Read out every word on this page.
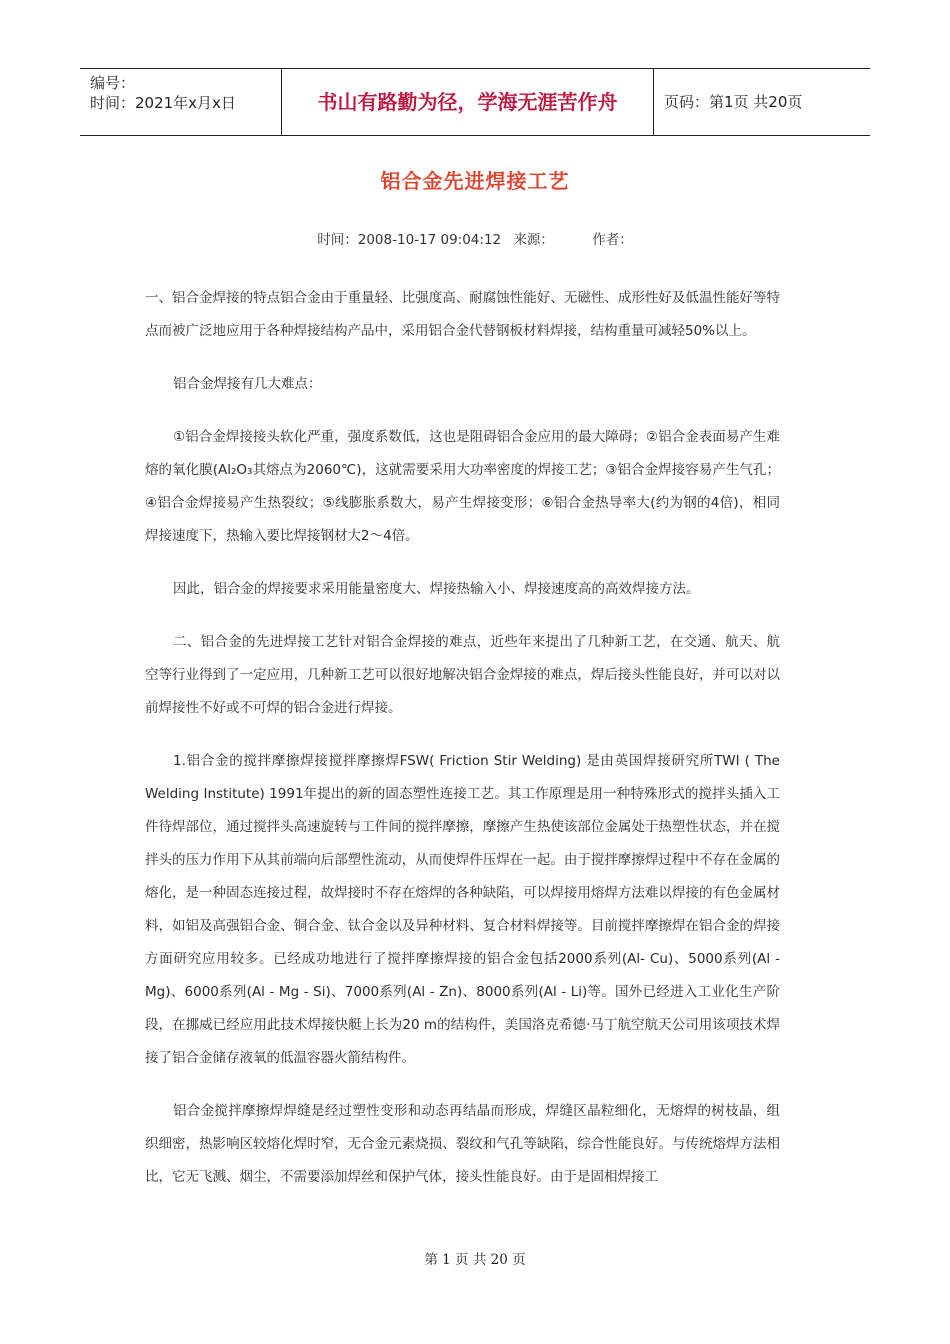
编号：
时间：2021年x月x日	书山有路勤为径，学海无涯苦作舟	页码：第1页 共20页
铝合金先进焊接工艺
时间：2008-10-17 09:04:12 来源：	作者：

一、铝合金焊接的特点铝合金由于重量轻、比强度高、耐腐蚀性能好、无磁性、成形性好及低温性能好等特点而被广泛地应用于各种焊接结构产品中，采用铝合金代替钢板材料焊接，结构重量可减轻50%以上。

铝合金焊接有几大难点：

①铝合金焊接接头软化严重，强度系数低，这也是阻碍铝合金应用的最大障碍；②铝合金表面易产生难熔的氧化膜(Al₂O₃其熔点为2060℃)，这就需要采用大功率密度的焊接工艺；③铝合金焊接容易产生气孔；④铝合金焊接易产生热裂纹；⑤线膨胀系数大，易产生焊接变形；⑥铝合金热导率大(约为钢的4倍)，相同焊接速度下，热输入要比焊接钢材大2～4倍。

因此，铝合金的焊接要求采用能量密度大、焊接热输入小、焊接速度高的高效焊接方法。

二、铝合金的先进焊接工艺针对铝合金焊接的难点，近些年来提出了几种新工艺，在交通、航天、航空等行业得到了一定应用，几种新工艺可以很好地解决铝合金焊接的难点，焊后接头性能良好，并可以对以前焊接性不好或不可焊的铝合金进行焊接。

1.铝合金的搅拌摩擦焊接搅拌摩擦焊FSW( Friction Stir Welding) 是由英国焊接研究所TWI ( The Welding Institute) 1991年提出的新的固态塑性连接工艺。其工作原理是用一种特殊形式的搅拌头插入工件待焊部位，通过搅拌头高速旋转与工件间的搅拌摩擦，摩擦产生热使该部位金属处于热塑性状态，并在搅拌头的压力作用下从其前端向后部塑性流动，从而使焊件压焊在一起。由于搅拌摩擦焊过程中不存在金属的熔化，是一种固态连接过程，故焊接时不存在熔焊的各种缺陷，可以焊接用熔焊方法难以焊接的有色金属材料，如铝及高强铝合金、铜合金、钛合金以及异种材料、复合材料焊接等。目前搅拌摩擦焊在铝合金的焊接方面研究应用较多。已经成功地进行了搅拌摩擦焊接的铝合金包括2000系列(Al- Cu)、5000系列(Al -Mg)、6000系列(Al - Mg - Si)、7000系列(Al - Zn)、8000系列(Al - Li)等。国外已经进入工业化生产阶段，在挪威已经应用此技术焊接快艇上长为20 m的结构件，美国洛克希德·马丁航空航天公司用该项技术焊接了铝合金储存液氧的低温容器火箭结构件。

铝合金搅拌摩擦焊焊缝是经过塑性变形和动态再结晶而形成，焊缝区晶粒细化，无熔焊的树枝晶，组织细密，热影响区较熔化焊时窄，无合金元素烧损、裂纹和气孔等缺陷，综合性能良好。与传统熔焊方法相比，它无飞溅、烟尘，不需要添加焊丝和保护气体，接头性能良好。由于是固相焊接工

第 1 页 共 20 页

Problem details » Write out the entries above word for word. Do not include the pictures.

Complete answer »
Read out every word on this page.
编号：
时间：2021年x月x日	书山有路勤为径，学海无涯苦作舟	页码：第1页 共20页
铝合金先进焊接工艺
时间：2008-10-17 09:04:12 来源：	作者：

一、铝合金焊接的特点铝合金由于重量轻、比强度高、耐腐蚀性能好、无磁性、成形性好及低温性能好等特点而被广泛地应用于各种焊接结构产品中，采用铝合金代替钢板材料焊接，结构重量可减轻50%以上。

铝合金焊接有几大难点：

①铝合金焊接接头软化严重，强度系数低，这也是阻碍铝合金应用的最大障碍；②铝合金表面易产生难熔的氧化膜(Al₂O₃其熔点为2060℃)，这就需要采用大功率密度的焊接工艺；③铝合金焊接容易产生气孔；④铝合金焊接易产生热裂纹；⑤线膨胀系数大，易产生焊接变形；⑥铝合金热导率大(约为钢的4倍)，相同焊接速度下，热输入要比焊接钢材大2～4倍。

因此，铝合金的焊接要求采用能量密度大、焊接热输入小、焊接速度高的高效焊接方法。

二、铝合金的先进焊接工艺针对铝合金焊接的难点，近些年来提出了几种新工艺，在交通、航天、航空等行业得到了一定应用，几种新工艺可以很好地解决铝合金焊接的难点，焊后接头性能良好，并可以对以前焊接性不好或不可焊的铝合金进行焊接。

1.铝合金的搅拌摩擦焊接搅拌摩擦焊FSW( Friction Stir Welding) 是由英国焊接研究所TWI ( The Welding Institute) 1991年提出的新的固态塑性连接工艺。其工作原理是用一种特殊形式的搅拌头插入工件待焊部位，通过搅拌头高速旋转与工件间的搅拌摩擦，摩擦产生热使该部位金属处于热塑性状态，并在搅拌头的压力作用下从其前端向后部塑性流动，从而使焊件压焊在一起。由于搅拌摩擦焊过程中不存在金属的熔化，是一种固态连接过程，故焊接时不存在熔焊的各种缺陷，可以焊接用熔焊方法难以焊接的有色金属材料，如铝及高强铝合金、铜合金、钛合金以及异种材料、复合材料焊接等。目前搅拌摩擦焊在铝合金的焊接方面研究应用较多。已经成功地进行了搅拌摩擦焊接的铝合金包括2000系列(Al- Cu)、5000系列(Al -Mg)、6000系列(Al - Mg - Si)、7000系列(Al - Zn)、8000系列(Al - Li)等。国外已经进入工业化生产阶段，在挪威已经应用此技术焊接快艇上长为20 m的结构件，美国洛克希德·马丁航空航天公司用该项技术焊接了铝合金储存液氧的低温容器火箭结构件。

铝合金搅拌摩擦焊焊缝是经过塑性变形和动态再结晶而形成，焊缝区晶粒细化，无熔焊的树枝晶，组织细密，热影响区较熔化焊时窄，无合金元素烧损、裂纹和气孔等缺陷，综合性能良好。与传统熔焊方法相比，它无飞溅、烟尘，不需要添加焊丝和保护气体，接头性能良好。由于是固相焊接工

第 1 页 共 20 页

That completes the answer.